-- Start Data shown --

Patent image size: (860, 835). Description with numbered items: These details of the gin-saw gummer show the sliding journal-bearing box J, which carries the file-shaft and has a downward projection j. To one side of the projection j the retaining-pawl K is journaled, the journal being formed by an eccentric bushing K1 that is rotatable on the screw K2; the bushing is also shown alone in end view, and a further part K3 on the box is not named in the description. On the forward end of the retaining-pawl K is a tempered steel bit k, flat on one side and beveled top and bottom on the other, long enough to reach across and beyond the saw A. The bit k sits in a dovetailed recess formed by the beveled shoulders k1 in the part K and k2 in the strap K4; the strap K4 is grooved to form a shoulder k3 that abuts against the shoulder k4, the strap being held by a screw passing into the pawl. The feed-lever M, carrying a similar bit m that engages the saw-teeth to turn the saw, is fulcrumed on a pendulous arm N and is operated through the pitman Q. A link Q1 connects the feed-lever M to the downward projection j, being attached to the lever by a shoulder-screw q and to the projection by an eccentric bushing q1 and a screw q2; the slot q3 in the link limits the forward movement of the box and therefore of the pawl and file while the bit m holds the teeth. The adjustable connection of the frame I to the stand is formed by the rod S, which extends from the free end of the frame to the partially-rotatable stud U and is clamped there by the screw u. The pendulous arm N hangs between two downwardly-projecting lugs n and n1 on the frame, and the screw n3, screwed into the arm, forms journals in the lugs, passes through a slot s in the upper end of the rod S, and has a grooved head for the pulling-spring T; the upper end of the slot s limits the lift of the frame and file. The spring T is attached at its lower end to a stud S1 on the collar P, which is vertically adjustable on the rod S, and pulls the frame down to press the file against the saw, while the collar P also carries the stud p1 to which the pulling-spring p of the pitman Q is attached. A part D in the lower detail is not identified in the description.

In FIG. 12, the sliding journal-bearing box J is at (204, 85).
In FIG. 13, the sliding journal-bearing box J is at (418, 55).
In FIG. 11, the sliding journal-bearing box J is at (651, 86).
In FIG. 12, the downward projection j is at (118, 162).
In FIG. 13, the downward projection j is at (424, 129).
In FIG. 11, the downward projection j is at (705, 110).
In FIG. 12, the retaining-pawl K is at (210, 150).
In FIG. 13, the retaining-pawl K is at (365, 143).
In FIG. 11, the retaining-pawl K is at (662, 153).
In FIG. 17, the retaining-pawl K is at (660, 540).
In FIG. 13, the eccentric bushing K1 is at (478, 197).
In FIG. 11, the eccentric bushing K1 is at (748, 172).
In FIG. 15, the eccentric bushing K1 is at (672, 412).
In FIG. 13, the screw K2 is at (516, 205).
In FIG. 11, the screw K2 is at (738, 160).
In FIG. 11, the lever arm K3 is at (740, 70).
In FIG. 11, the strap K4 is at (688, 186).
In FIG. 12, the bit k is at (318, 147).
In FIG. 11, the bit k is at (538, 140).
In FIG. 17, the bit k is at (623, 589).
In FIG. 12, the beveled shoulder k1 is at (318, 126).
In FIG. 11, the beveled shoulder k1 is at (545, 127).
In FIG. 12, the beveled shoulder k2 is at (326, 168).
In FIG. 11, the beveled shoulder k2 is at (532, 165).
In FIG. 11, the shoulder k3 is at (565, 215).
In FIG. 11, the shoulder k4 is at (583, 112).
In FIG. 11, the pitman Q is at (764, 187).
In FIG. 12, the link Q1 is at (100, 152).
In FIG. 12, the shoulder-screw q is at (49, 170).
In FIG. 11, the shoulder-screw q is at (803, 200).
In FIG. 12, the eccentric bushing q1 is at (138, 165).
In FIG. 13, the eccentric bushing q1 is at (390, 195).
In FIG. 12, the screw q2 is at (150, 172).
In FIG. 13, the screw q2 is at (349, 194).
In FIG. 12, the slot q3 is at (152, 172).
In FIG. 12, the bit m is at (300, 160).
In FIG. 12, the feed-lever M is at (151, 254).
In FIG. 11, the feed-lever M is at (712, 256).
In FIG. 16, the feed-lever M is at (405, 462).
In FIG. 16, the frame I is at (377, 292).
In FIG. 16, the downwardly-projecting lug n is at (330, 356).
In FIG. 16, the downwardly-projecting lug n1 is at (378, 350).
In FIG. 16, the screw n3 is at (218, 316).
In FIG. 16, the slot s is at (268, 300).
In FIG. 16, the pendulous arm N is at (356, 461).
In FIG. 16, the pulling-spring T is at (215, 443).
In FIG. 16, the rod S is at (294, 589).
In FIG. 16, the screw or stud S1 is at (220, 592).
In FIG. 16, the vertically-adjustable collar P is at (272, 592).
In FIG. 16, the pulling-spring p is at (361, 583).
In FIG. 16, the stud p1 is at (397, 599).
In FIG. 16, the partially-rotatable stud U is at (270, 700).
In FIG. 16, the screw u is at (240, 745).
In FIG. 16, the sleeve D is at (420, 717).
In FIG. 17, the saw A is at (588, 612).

-- End Data shown --

Convert the lines above, from the first one up to and including the line with "In FIG. 13, the sliding", into a JSON list of strings with one string per line. Leave out blank lines.

▶ **The result**
[
  "Patent image size: (860, 835). Description with numbered items: These details of the gin-saw gummer show the sliding journal-bearing box J, which carries the file-shaft and has a downward projection j. To one side of the projection j the retaining-pawl K is journaled, the journal being formed by an eccentric bushing K1 that is rotatable on the screw K2; the bushing is also shown alone in end view, and a further part K3 on the box is not named in the description. On the forward end of the retaining-pawl K is a tempered steel bit k, flat on one side and beveled top and bottom on the other, long enough to reach across and beyond the saw A. The bit k sits in a dovetailed recess formed by the beveled shoulders k1 in the part K and k2 in the strap K4; the strap K4 is grooved to form a shoulder k3 that abuts against the shoulder k4, the strap being held by a screw passing into the pawl. The feed-lever M, carrying a similar bit m that engages the saw-teeth to turn the saw, is fulcrumed on a pendulous arm N and is operated through the pitman Q. A link Q1 connects the feed-lever M to the downward projection j, being attached to the lever by a shoulder-screw q and to the projection by an eccentric bushing q1 and a screw q2; the slot q3 in the link limits the forward movement of the box and therefore of the pawl and file while the bit m holds the teeth. The adjustable connection of the frame I to the stand is formed by the rod S, which extends from the free end of the frame to the partially-rotatable stud U and is clamped there by the screw u. The pendulous arm N hangs between two downwardly-projecting lugs n and n1 on the frame, and the screw n3, screwed into the arm, forms journals in the lugs, passes through a slot s in the upper end of the rod S, and has a grooved head for the pulling-spring T; the upper end of the slot s limits the lift of the frame and file. The spring T is attached at its lower end to a stud S1 on the collar P, which is vertically adjustable on the rod S, and pulls the frame down to press the file against the saw, while the collar P also carries the stud p1 to which the pulling-spring p of the pitman Q is attached. A part D in the lower detail is not identified in the description.",
  "In FIG. 12, the sliding journal-bearing box J is at (204, 85).",
  "In FIG. 13, the sliding journal-bearing box J is at (418, 55)."
]